* STORED ROWS

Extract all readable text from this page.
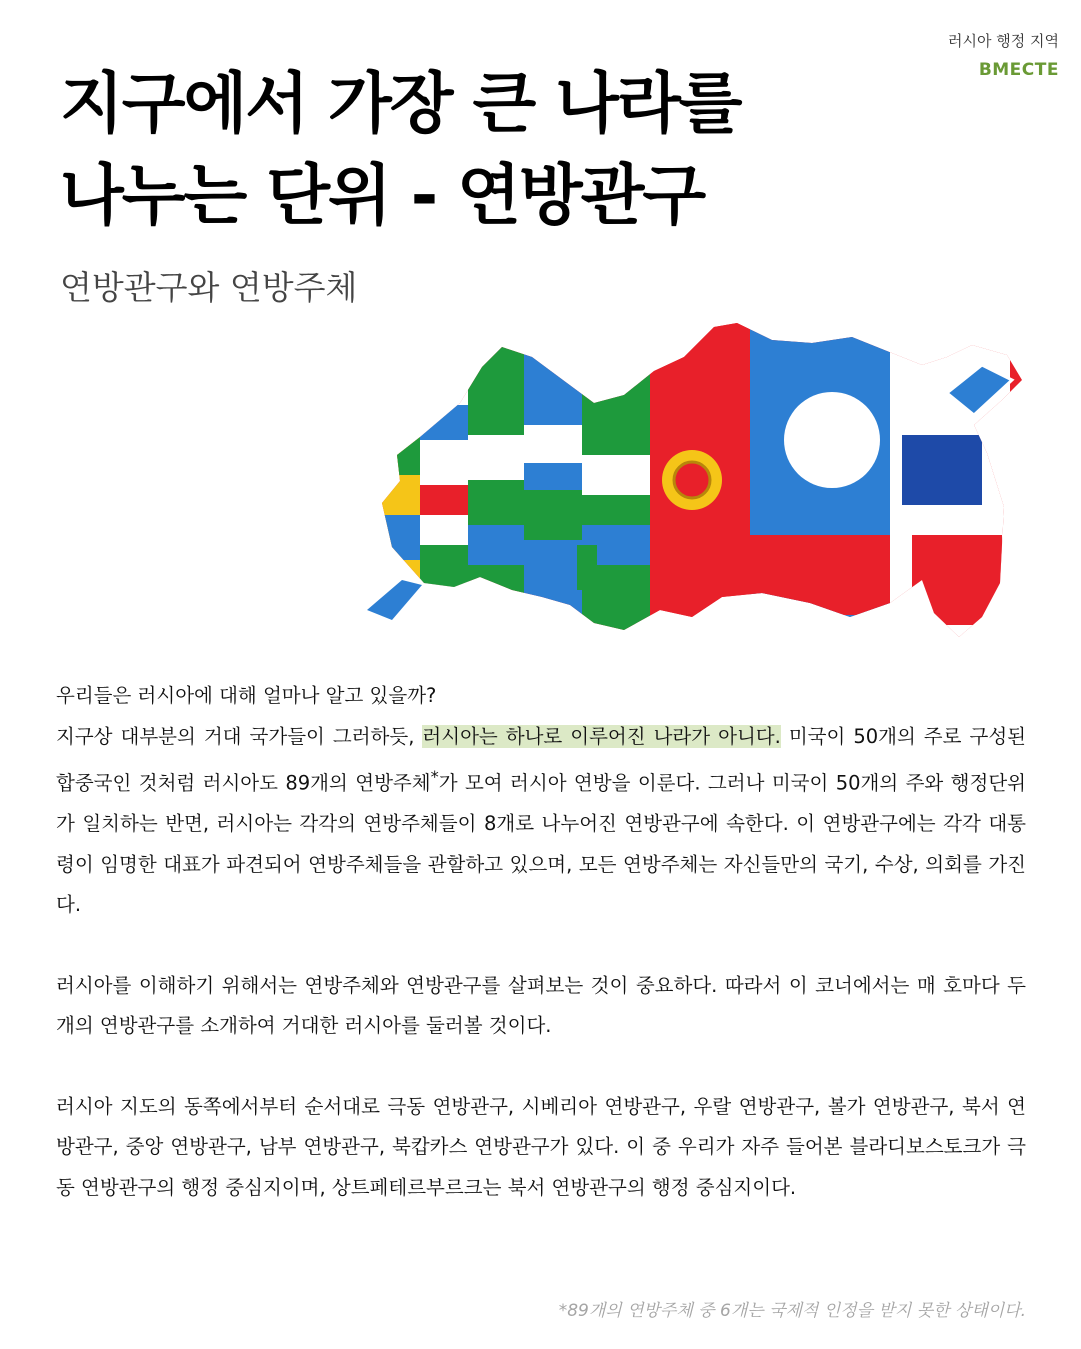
러시아 행정 지역
BMECTE
지구에서 가장 큰 나라를
나누는 단위 - 연방관구
연방관구와 연방주체

우리들은 러시아에 대해 얼마나 알고 있을까?
지구상 대부분의 거대 국가들이 그러하듯, 러시아는 하나로 이루어진 나라가 아니다. 미국이 50개의 주로 구성된 합중국인 것처럼 러시아도 89개의 연방주체*가 모여 러시아 연방을 이룬다. 그러나 미국이 50개의 주와 행정단위가 일치하는 반면, 러시아는 각각의 연방주체들이 8개로 나누어진 연방관구에 속한다. 이 연방관구에는 각각 대통령이 임명한 대표가 파견되어 연방주체들을 관할하고 있으며, 모든 연방주체는 자신들만의 국기, 수상, 의회를 가진다.

러시아를 이해하기 위해서는 연방주체와 연방관구를 살펴보는 것이 중요하다. 따라서 이 코너에서는 매 호마다 두 개의 연방관구를 소개하여 거대한 러시아를 둘러볼 것이다.

러시아 지도의 동쪽에서부터 순서대로 극동 연방관구, 시베리아 연방관구, 우랄 연방관구, 볼가 연방관구, 북서 연방관구, 중앙 연방관구, 남부 연방관구, 북캅카스 연방관구가 있다. 이 중 우리가 자주 들어본 블라디보스토크가 극동 연방관구의 행정 중심지이며, 상트페테르부르크는 북서 연방관구의 행정 중심지이다.

*89개의 연방주체 중 6개는 국제적 인정을 받지 못한 상태이다.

* PROBLEM TO SOLVE
Transcribe all of the entries word for word, but skip any pictures they contain.

* WRITTEN SOLUTION
Extract all readable text from this page.
러시아 행정 지역
BMECTE
지구에서 가장 큰 나라를
나누는 단위 - 연방관구
연방관구와 연방주체

우리들은 러시아에 대해 얼마나 알고 있을까?
지구상 대부분의 거대 국가들이 그러하듯, 러시아는 하나로 이루어진 나라가 아니다. 미국이 50개의 주로 구성된 합중국인 것처럼 러시아도 89개의 연방주체*가 모여 러시아 연방을 이룬다. 그러나 미국이 50개의 주와 행정단위가 일치하는 반면, 러시아는 각각의 연방주체들이 8개로 나누어진 연방관구에 속한다. 이 연방관구에는 각각 대통령이 임명한 대표가 파견되어 연방주체들을 관할하고 있으며, 모든 연방주체는 자신들만의 국기, 수상, 의회를 가진다.

러시아를 이해하기 위해서는 연방주체와 연방관구를 살펴보는 것이 중요하다. 따라서 이 코너에서는 매 호마다 두 개의 연방관구를 소개하여 거대한 러시아를 둘러볼 것이다.

러시아 지도의 동쪽에서부터 순서대로 극동 연방관구, 시베리아 연방관구, 우랄 연방관구, 볼가 연방관구, 북서 연방관구, 중앙 연방관구, 남부 연방관구, 북캅카스 연방관구가 있다. 이 중 우리가 자주 들어본 블라디보스토크가 극동 연방관구의 행정 중심지이며, 상트페테르부르크는 북서 연방관구의 행정 중심지이다.

*89개의 연방주체 중 6개는 국제적 인정을 받지 못한 상태이다.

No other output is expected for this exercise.